Stated problem: Return all entries word for word, but drop any images.

────────────────

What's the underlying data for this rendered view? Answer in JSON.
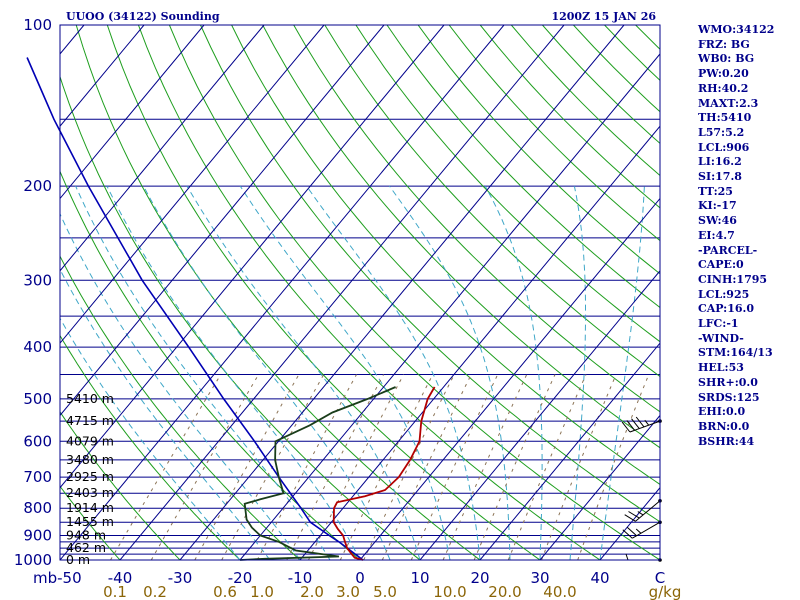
{
  "header": {
    "left": "UUOO (34122) Sounding",
    "right": "1200Z 15 JAN 26"
  },
  "indices": [
    "WMO:34122",
    "FRZ: BG",
    "WB0: BG",
    "PW:0.20",
    "RH:40.2",
    "MAXT:2.3",
    "TH:5410",
    "L57:5.2",
    "LCL:906",
    "LI:16.2",
    "SI:17.8",
    "TT:25",
    "KI:-17",
    "SW:46",
    "EI:4.7",
    "-PARCEL-",
    "CAPE:0",
    "CINH:1795",
    "LCL:925",
    "CAP:16.0",
    "LFC:-1",
    "-WIND-",
    "STM:164/13",
    "HEL:53",
    "SHR+:0.0",
    "SRDS:125",
    "EHI:0.0",
    "BRN:0.0",
    "BSHR:44"
  ],
  "colors": {
    "isobar": "#00008b",
    "dry_adiabat": "#1e9e1e",
    "moist_adiabat": "#3fa7c8",
    "mixing_ratio": "#8b7355",
    "temperature": "#b30000",
    "dewpoint": "#1a3d1a",
    "parcel": "#0000b4",
    "text": "#00008b",
    "mixing_label": "#8b6508"
  },
  "chart_data": {
    "type": "skew-t",
    "title": "UUOO (34122) Sounding",
    "p_range": [
      1000,
      100
    ],
    "t_range_at_1000": [
      -50,
      50
    ],
    "pressure_tick_labels": [
      "100",
      "200",
      "300",
      "400",
      "500",
      "600",
      "700",
      "800",
      "900",
      "1000"
    ],
    "isobars_drawn": [
      150,
      200,
      250,
      300,
      350,
      400,
      450,
      500,
      550,
      600,
      650,
      700,
      750,
      800,
      850,
      900,
      925,
      950,
      975,
      1000
    ],
    "temperature_tick_labels": [
      "mb-50",
      "-40",
      "-30",
      "-20",
      "-10",
      "0",
      "10",
      "20",
      "30",
      "40",
      "C"
    ],
    "mixing_ratio_labels": [
      "0.1",
      "0.2",
      "0.6",
      "1.0",
      "2.0",
      "3.0",
      "5.0",
      "10.0",
      "20.0",
      "40.0",
      "g/kg"
    ],
    "height_labels": [
      {
        "p": 500,
        "text": "5410 m"
      },
      {
        "p": 550,
        "text": "4715 m"
      },
      {
        "p": 600,
        "text": "4079 m"
      },
      {
        "p": 650,
        "text": "3480 m"
      },
      {
        "p": 700,
        "text": "2925 m"
      },
      {
        "p": 750,
        "text": "2403 m"
      },
      {
        "p": 800,
        "text": "1914 m"
      },
      {
        "p": 850,
        "text": "1455 m"
      },
      {
        "p": 900,
        "text": "948 m"
      },
      {
        "p": 950,
        "text": "462 m"
      },
      {
        "p": 1000,
        "text": "0 m"
      }
    ],
    "temperature_profile": [
      {
        "p": 1000,
        "t": 0.5
      },
      {
        "p": 990,
        "t": -1.2
      },
      {
        "p": 975,
        "t": -2.2
      },
      {
        "p": 950,
        "t": -3.8
      },
      {
        "p": 925,
        "t": -5.0
      },
      {
        "p": 900,
        "t": -6.2
      },
      {
        "p": 875,
        "t": -8.0
      },
      {
        "p": 850,
        "t": -9.6
      },
      {
        "p": 800,
        "t": -11.5
      },
      {
        "p": 780,
        "t": -11.8
      },
      {
        "p": 760,
        "t": -8.0
      },
      {
        "p": 740,
        "t": -5.5
      },
      {
        "p": 700,
        "t": -5.0
      },
      {
        "p": 650,
        "t": -5.5
      },
      {
        "p": 600,
        "t": -6.5
      },
      {
        "p": 550,
        "t": -9.0
      },
      {
        "p": 500,
        "t": -11.0
      },
      {
        "p": 475,
        "t": -11.5
      }
    ],
    "dewpoint_profile": [
      {
        "p": 1000,
        "td": -20.0
      },
      {
        "p": 995,
        "td": -16.0
      },
      {
        "p": 985,
        "td": -4.0
      },
      {
        "p": 960,
        "td": -12.0
      },
      {
        "p": 925,
        "td": -16.0
      },
      {
        "p": 900,
        "td": -20.0
      },
      {
        "p": 870,
        "td": -22.5
      },
      {
        "p": 840,
        "td": -24.5
      },
      {
        "p": 785,
        "td": -27.0
      },
      {
        "p": 770,
        "td": -25.0
      },
      {
        "p": 750,
        "td": -22.0
      },
      {
        "p": 700,
        "td": -25.0
      },
      {
        "p": 650,
        "td": -28.0
      },
      {
        "p": 600,
        "td": -30.5
      },
      {
        "p": 560,
        "td": -27.0
      },
      {
        "p": 530,
        "td": -25.0
      },
      {
        "p": 500,
        "td": -21.0
      },
      {
        "p": 475,
        "td": -18.0
      }
    ],
    "parcel_profile": [
      {
        "p": 1000,
        "t": 0.5
      },
      {
        "p": 925,
        "t": -6.0
      },
      {
        "p": 900,
        "t": -8.5
      },
      {
        "p": 850,
        "t": -13.5
      },
      {
        "p": 800,
        "t": -17.0
      },
      {
        "p": 700,
        "t": -25.0
      },
      {
        "p": 600,
        "t": -34.0
      },
      {
        "p": 500,
        "t": -45.0
      },
      {
        "p": 400,
        "t": -58.0
      },
      {
        "p": 300,
        "t": -75.0
      },
      {
        "p": 200,
        "t": -97.0
      },
      {
        "p": 150,
        "t": -112.0
      },
      {
        "p": 130,
        "t": -119.0
      },
      {
        "p": 115,
        "t": -125.0
      }
    ],
    "wind_profile": [
      {
        "p": 1000,
        "dir": 270,
        "kt": 5
      },
      {
        "p": 850,
        "dir": 240,
        "kt": 25
      },
      {
        "p": 775,
        "dir": 230,
        "kt": 25
      },
      {
        "p": 550,
        "dir": 250,
        "kt": 45
      }
    ]
  }
}
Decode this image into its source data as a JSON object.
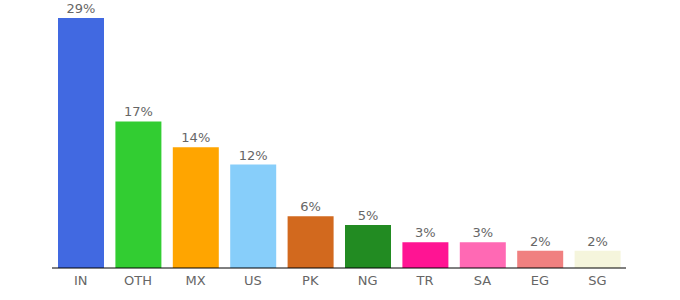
{
  "chart_data": {
    "type": "bar",
    "categories": [
      "IN",
      "OTH",
      "MX",
      "US",
      "PK",
      "NG",
      "TR",
      "SA",
      "EG",
      "SG"
    ],
    "values": [
      29,
      17,
      14,
      12,
      6,
      5,
      3,
      3,
      2,
      2
    ],
    "value_labels": [
      "29%",
      "17%",
      "14%",
      "12%",
      "6%",
      "5%",
      "3%",
      "3%",
      "2%",
      "2%"
    ],
    "colors": [
      "#4169e1",
      "#32cd32",
      "#ffa500",
      "#87cefa",
      "#d2691e",
      "#228b22",
      "#ff1493",
      "#ff69b4",
      "#f08080",
      "#f5f5dc"
    ],
    "ylim": [
      0,
      29
    ],
    "data_labels": true,
    "tick_labels": "x"
  }
}
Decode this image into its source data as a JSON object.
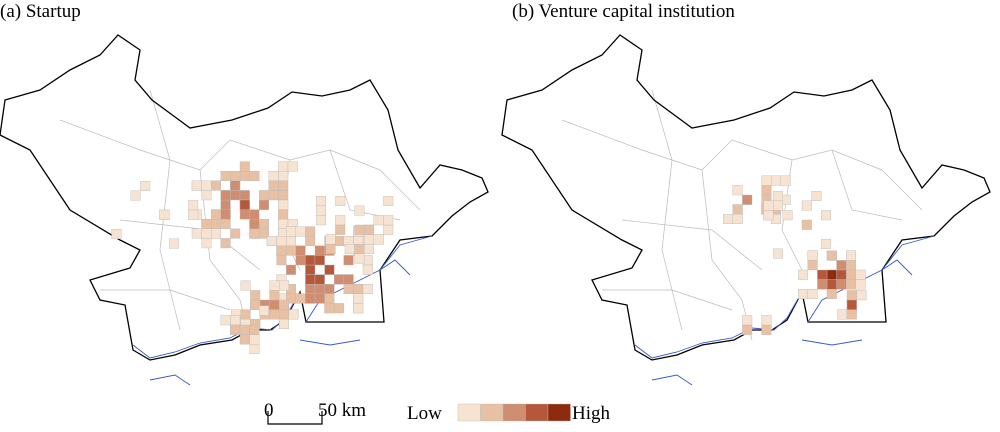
{
  "panels": [
    {
      "title": "(a) Startup"
    },
    {
      "title": "(b) Venture capital institution"
    }
  ],
  "scale_bar": {
    "start": "0",
    "end": "50 km"
  },
  "legend": {
    "low": "Low",
    "high": "High",
    "colors": [
      "#f6e3d1",
      "#e8c0a4",
      "#cf8d72",
      "#b4573b",
      "#8e2a0e"
    ]
  }
}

────────────────

Response to this task:
What's the underlying data for this rendered view? Answer in JSON.
{
  "header": {
    "left": "UUOO (34122) Sounding",
    "right": "1200Z 15 JAN 26"
  },
  "indices": [
    "WMO:34122",
    "FRZ: BG",
    "WB0: BG",
    "PW:0.20",
    "RH:40.2",
    "MAXT:2.3",
    "TH:5410",
    "L57:5.2",
    "LCL:906",
    "LI:16.2",
    "SI:17.8",
    "TT:25",
    "KI:-17",
    "SW:46",
    "EI:4.7",
    "-PARCEL-",
    "CAPE:0",
    "CINH:1795",
    "LCL:925",
    "CAP:16.0",
    "LFC:-1",
    "-WIND-",
    "STM:164/13",
    "HEL:53",
    "SHR+:0.0",
    "SRDS:125",
    "EHI:0.0",
    "BRN:0.0",
    "BSHR:44"
  ],
  "colors": {
    "isobar": "#00008b",
    "dry_adiabat": "#1e9e1e",
    "moist_adiabat": "#3fa7c8",
    "mixing_ratio": "#8b7355",
    "temperature": "#b30000",
    "dewpoint": "#1a3d1a",
    "parcel": "#0000b4",
    "text": "#00008b",
    "mixing_label": "#8b6508"
  },
  "chart_data": {
    "type": "skew-t",
    "title": "UUOO (34122) Sounding",
    "p_range": [
      1000,
      100
    ],
    "t_range_at_1000": [
      -50,
      50
    ],
    "pressure_tick_labels": [
      "100",
      "200",
      "300",
      "400",
      "500",
      "600",
      "700",
      "800",
      "900",
      "1000"
    ],
    "isobars_drawn": [
      150,
      200,
      250,
      300,
      350,
      400,
      450,
      500,
      550,
      600,
      650,
      700,
      750,
      800,
      850,
      900,
      925,
      950,
      975,
      1000
    ],
    "temperature_tick_labels": [
      "mb-50",
      "-40",
      "-30",
      "-20",
      "-10",
      "0",
      "10",
      "20",
      "30",
      "40",
      "C"
    ],
    "mixing_ratio_labels": [
      "0.1",
      "0.2",
      "0.6",
      "1.0",
      "2.0",
      "3.0",
      "5.0",
      "10.0",
      "20.0",
      "40.0",
      "g/kg"
    ],
    "height_labels": [
      {
        "p": 500,
        "text": "5410 m"
      },
      {
        "p": 550,
        "text": "4715 m"
      },
      {
        "p": 600,
        "text": "4079 m"
      },
      {
        "p": 650,
        "text": "3480 m"
      },
      {
        "p": 700,
        "text": "2925 m"
      },
      {
        "p": 750,
        "text": "2403 m"
      },
      {
        "p": 800,
        "text": "1914 m"
      },
      {
        "p": 850,
        "text": "1455 m"
      },
      {
        "p": 900,
        "text": "948 m"
      },
      {
        "p": 950,
        "text": "462 m"
      },
      {
        "p": 1000,
        "text": "0 m"
      }
    ],
    "temperature_profile": [
      {
        "p": 1000,
        "t": 0.5
      },
      {
        "p": 990,
        "t": -1.2
      },
      {
        "p": 975,
        "t": -2.2
      },
      {
        "p": 950,
        "t": -3.8
      },
      {
        "p": 925,
        "t": -5.0
      },
      {
        "p": 900,
        "t": -6.2
      },
      {
        "p": 875,
        "t": -8.0
      },
      {
        "p": 850,
        "t": -9.6
      },
      {
        "p": 800,
        "t": -11.5
      },
      {
        "p": 780,
        "t": -11.8
      },
      {
        "p": 760,
        "t": -8.0
      },
      {
        "p": 740,
        "t": -5.5
      },
      {
        "p": 700,
        "t": -5.0
      },
      {
        "p": 650,
        "t": -5.5
      },
      {
        "p": 600,
        "t": -6.5
      },
      {
        "p": 550,
        "t": -9.0
      },
      {
        "p": 500,
        "t": -11.0
      },
      {
        "p": 475,
        "t": -11.5
      }
    ],
    "dewpoint_profile": [
      {
        "p": 1000,
        "td": -20.0
      },
      {
        "p": 995,
        "td": -16.0
      },
      {
        "p": 985,
        "td": -4.0
      },
      {
        "p": 960,
        "td": -12.0
      },
      {
        "p": 925,
        "td": -16.0
      },
      {
        "p": 900,
        "td": -20.0
      },
      {
        "p": 870,
        "td": -22.5
      },
      {
        "p": 840,
        "td": -24.5
      },
      {
        "p": 785,
        "td": -27.0
      },
      {
        "p": 770,
        "td": -25.0
      },
      {
        "p": 750,
        "td": -22.0
      },
      {
        "p": 700,
        "td": -25.0
      },
      {
        "p": 650,
        "td": -28.0
      },
      {
        "p": 600,
        "td": -30.5
      },
      {
        "p": 560,
        "td": -27.0
      },
      {
        "p": 530,
        "td": -25.0
      },
      {
        "p": 500,
        "td": -21.0
      },
      {
        "p": 475,
        "td": -18.0
      }
    ],
    "parcel_profile": [
      {
        "p": 1000,
        "t": 0.5
      },
      {
        "p": 925,
        "t": -6.0
      },
      {
        "p": 900,
        "t": -8.5
      },
      {
        "p": 850,
        "t": -13.5
      },
      {
        "p": 800,
        "t": -17.0
      },
      {
        "p": 700,
        "t": -25.0
      },
      {
        "p": 600,
        "t": -34.0
      },
      {
        "p": 500,
        "t": -45.0
      },
      {
        "p": 400,
        "t": -58.0
      },
      {
        "p": 300,
        "t": -75.0
      },
      {
        "p": 200,
        "t": -97.0
      },
      {
        "p": 150,
        "t": -112.0
      },
      {
        "p": 130,
        "t": -119.0
      },
      {
        "p": 115,
        "t": -125.0
      }
    ],
    "wind_profile": [
      {
        "p": 1000,
        "dir": 270,
        "kt": 5
      },
      {
        "p": 850,
        "dir": 240,
        "kt": 25
      },
      {
        "p": 775,
        "dir": 230,
        "kt": 25
      },
      {
        "p": 550,
        "dir": 250,
        "kt": 45
      }
    ]
  }
}
Decode this image into its source data as a JSON object.
{
  "chart_data": {
    "type": "bar",
    "categories": [
      "IN",
      "OTH",
      "MX",
      "US",
      "PK",
      "NG",
      "TR",
      "SA",
      "EG",
      "SG"
    ],
    "values": [
      29,
      17,
      14,
      12,
      6,
      5,
      3,
      3,
      2,
      2
    ],
    "value_labels": [
      "29%",
      "17%",
      "14%",
      "12%",
      "6%",
      "5%",
      "3%",
      "3%",
      "2%",
      "2%"
    ],
    "colors": [
      "#4169e1",
      "#32cd32",
      "#ffa500",
      "#87cefa",
      "#d2691e",
      "#228b22",
      "#ff1493",
      "#ff69b4",
      "#f08080",
      "#f5f5dc"
    ],
    "ylim": [
      0,
      29
    ],
    "data_labels": true,
    "tick_labels": "x"
  }
}
Decode this image into its source data as a JSON object.
{
  "panels": [
    {
      "title": "(a) Startup"
    },
    {
      "title": "(b) Venture capital institution"
    }
  ],
  "scale_bar": {
    "start": "0",
    "end": "50 km"
  },
  "legend": {
    "low": "Low",
    "high": "High",
    "colors": [
      "#f6e3d1",
      "#e8c0a4",
      "#cf8d72",
      "#b4573b",
      "#8e2a0e"
    ]
  }
}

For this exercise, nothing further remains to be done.